#### What is being asked:
Where the data below has the string "xlabel", return the whole line.

(Extracted records)
————————

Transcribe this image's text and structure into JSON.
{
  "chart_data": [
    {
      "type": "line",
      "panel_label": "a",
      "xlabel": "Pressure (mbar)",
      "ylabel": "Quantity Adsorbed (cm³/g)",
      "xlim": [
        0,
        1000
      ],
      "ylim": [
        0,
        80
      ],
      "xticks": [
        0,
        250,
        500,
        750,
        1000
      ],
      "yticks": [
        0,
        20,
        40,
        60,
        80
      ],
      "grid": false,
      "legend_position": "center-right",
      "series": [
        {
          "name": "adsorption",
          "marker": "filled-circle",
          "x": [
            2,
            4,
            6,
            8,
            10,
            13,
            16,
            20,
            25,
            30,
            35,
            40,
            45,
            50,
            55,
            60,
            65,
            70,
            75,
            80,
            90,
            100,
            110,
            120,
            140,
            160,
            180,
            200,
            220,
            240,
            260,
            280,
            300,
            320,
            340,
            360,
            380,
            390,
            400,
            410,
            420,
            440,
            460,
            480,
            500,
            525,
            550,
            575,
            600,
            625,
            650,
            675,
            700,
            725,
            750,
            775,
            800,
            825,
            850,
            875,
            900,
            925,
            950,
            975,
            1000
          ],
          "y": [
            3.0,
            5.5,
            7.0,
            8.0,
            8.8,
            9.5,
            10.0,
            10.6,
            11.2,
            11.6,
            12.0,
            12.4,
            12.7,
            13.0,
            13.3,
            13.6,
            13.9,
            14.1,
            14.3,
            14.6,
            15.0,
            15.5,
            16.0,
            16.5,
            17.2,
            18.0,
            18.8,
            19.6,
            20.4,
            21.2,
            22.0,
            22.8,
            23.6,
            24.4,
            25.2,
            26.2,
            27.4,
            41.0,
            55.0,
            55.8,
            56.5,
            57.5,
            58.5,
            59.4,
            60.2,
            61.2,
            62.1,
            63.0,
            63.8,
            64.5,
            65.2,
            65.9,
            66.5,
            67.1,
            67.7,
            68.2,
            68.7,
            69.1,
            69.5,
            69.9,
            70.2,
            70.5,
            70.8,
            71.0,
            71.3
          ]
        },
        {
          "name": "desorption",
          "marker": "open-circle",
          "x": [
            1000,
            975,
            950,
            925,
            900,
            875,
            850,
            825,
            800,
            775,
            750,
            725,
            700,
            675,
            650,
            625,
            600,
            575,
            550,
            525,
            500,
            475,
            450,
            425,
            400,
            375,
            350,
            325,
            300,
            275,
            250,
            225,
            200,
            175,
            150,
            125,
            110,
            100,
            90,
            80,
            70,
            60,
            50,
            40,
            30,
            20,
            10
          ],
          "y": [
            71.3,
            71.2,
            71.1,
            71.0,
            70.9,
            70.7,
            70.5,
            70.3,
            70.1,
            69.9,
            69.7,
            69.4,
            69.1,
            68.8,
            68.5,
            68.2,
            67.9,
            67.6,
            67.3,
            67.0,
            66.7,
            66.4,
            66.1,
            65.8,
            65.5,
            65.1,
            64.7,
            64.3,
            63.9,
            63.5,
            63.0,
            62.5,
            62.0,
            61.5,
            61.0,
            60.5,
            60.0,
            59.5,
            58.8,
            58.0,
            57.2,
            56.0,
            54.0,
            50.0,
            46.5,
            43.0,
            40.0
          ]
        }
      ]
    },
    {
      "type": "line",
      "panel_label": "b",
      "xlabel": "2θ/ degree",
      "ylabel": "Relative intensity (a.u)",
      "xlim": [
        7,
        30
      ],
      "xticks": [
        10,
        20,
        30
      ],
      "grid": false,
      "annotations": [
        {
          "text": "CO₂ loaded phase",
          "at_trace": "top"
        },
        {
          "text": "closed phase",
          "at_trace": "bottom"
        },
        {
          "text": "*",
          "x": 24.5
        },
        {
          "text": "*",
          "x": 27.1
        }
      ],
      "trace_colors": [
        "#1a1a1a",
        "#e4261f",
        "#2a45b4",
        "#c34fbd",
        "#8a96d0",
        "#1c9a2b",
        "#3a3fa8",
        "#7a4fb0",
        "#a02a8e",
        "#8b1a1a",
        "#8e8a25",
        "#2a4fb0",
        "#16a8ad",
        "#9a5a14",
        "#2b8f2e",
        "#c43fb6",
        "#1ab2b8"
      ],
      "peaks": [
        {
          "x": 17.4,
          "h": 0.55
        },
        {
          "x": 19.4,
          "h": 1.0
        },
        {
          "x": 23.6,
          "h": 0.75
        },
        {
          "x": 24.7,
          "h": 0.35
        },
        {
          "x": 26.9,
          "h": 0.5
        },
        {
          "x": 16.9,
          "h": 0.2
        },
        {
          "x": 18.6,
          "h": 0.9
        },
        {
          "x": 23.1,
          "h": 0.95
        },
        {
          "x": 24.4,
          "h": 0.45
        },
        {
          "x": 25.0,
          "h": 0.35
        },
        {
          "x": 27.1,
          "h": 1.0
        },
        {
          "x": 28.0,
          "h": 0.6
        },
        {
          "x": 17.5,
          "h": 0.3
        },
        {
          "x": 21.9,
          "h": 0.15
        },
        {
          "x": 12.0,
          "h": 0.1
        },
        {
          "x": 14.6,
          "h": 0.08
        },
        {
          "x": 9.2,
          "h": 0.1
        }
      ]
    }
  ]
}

————————

#### Task result:
      "xlabel": "Pressure (mbar)",
      "xlabel": "2θ/ degree",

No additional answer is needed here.